** begin Provided data **
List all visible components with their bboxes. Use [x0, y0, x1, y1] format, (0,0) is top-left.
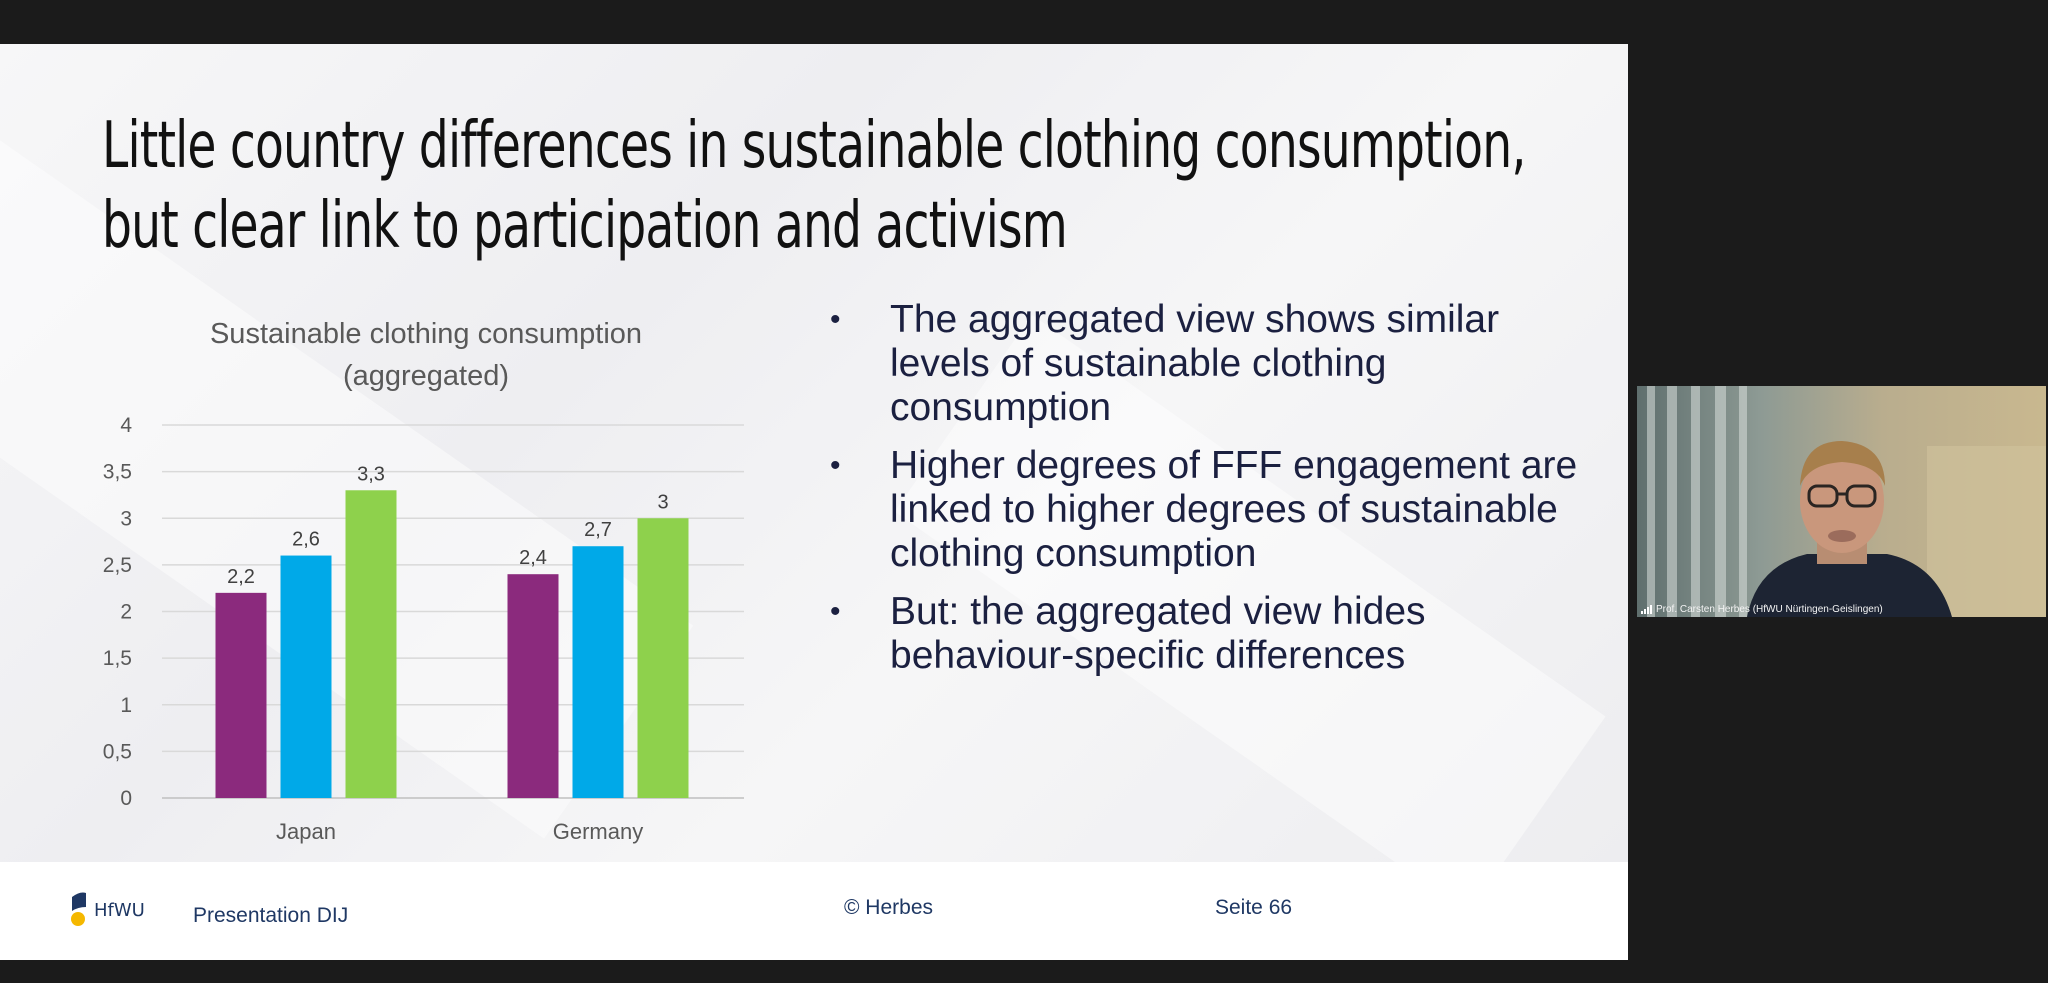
bullet-text: But: the aggregated view hides behaviour… — [890, 590, 1426, 677]
data-label: 3,3 — [357, 463, 385, 485]
presentation-slide: Little country differences in sustainabl… — [0, 44, 1628, 960]
data-label: 2,6 — [292, 529, 320, 551]
y-tick-label: 1,5 — [103, 647, 132, 670]
slide-title: Little country differences in sustainabl… — [102, 106, 1526, 266]
logo-text: HfWU — [94, 900, 145, 921]
bullet-marker: • — [830, 303, 841, 336]
bar-activists-japan — [345, 490, 397, 798]
bar-chart: Sustainable clothing consumption (aggreg… — [80, 264, 780, 904]
chart-plot-area: 0 0,5 1 1,5 2 2,5 3 3,5 4 2,2 2,6 3,3 Japan 2,4 2,7 3 Ge… — [103, 414, 744, 844]
slide-title-line-1: Little country differences in sustainabl… — [102, 109, 1526, 183]
bar-participants-germany — [572, 546, 624, 798]
y-tick-label: 1 — [120, 694, 132, 717]
bullet-item: • The aggregated view shows similar level… — [822, 298, 1602, 430]
y-tick-label: 0 — [120, 787, 132, 810]
y-tick-label: 0,5 — [103, 740, 132, 763]
data-label: 2,7 — [584, 519, 612, 541]
slide-title-line-2: but clear link to participation and acti… — [102, 189, 1068, 263]
hfwu-logo: HfWU — [71, 892, 145, 926]
participant-video-feed — [1637, 386, 2046, 617]
chart-title-line-2: (aggregated) — [342, 360, 510, 392]
participant-video-tile[interactable]: Prof. Carsten Herbes (HfWU Nürtingen-Gei… — [1637, 386, 2046, 617]
y-tick-label: 3,5 — [103, 461, 132, 484]
footer-page-number: Seite 66 — [1215, 896, 1293, 919]
x-category-label: Japan — [276, 819, 336, 844]
data-label: 3 — [657, 491, 668, 513]
bullet-text: Higher degrees of FFF engagement are lin… — [890, 444, 1578, 575]
footer-presentation-name: Presentation DIJ — [193, 904, 349, 927]
signal-strength-icon — [1641, 605, 1652, 614]
bar-activists-germany — [637, 518, 689, 798]
y-tick-label: 4 — [120, 414, 132, 437]
footer-copyright: © Herbes — [844, 896, 934, 919]
bullet-marker: • — [830, 449, 841, 482]
bar-non-participants-germany — [507, 574, 559, 798]
data-label: 2,4 — [519, 547, 547, 569]
y-tick-label: 2 — [120, 601, 132, 624]
bullet-list: • The aggregated view shows similar level… — [822, 298, 1602, 692]
bullet-text: The aggregated view shows similar levels… — [890, 298, 1500, 429]
data-label: 2,2 — [227, 566, 255, 588]
slide-footer: HfWU Presentation DIJ © Herbes Seite 66 — [0, 862, 1628, 960]
participant-name-label: Prof. Carsten Herbes (HfWU Nürtingen-Gei… — [1641, 604, 1883, 615]
chart-title-line-1: Sustainable clothing consumption — [209, 318, 643, 350]
bullet-item: • But: the aggregated view hides behaviou… — [822, 590, 1602, 678]
bar-non-participants-japan — [215, 592, 267, 798]
x-category-label: Germany — [553, 819, 643, 844]
y-tick-label: 3 — [120, 507, 132, 530]
bullet-item: • Higher degrees of FFF engagement are li… — [822, 444, 1602, 576]
bullet-marker: • — [830, 595, 841, 628]
bar-participants-japan — [280, 555, 332, 798]
participant-name: Prof. Carsten Herbes (HfWU Nürtingen-Gei… — [1656, 604, 1883, 615]
y-tick-label: 2,5 — [103, 554, 132, 577]
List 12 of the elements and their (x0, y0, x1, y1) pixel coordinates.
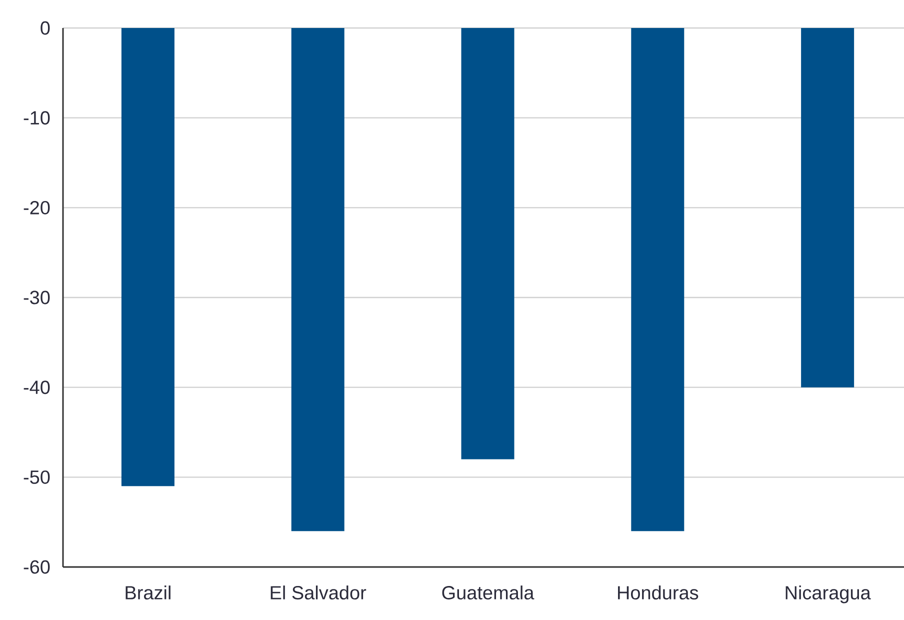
** end Provided data **
- What you should do
Echo the items starting with the line that contains "bullet-text: But: the" and going on through the line that contains "bar-activists-japan — [345, 490, 397, 798]", reproducing each line exactly as it appears.

- Response
bullet-text: But: the aggregated view hides behaviour… — [890, 590, 1426, 677]
data-label: 3,3 — [357, 463, 385, 485]
presentation-slide: Little country differences in sustainabl… — [0, 44, 1628, 960]
data-label: 2,6 — [292, 529, 320, 551]
y-tick-label: 1,5 — [103, 647, 132, 670]
slide-title: Little country differences in sustainabl… — [102, 106, 1526, 266]
logo-text: HfWU — [94, 900, 145, 921]
bullet-marker: • — [830, 303, 841, 336]
bar-activists-japan — [345, 490, 397, 798]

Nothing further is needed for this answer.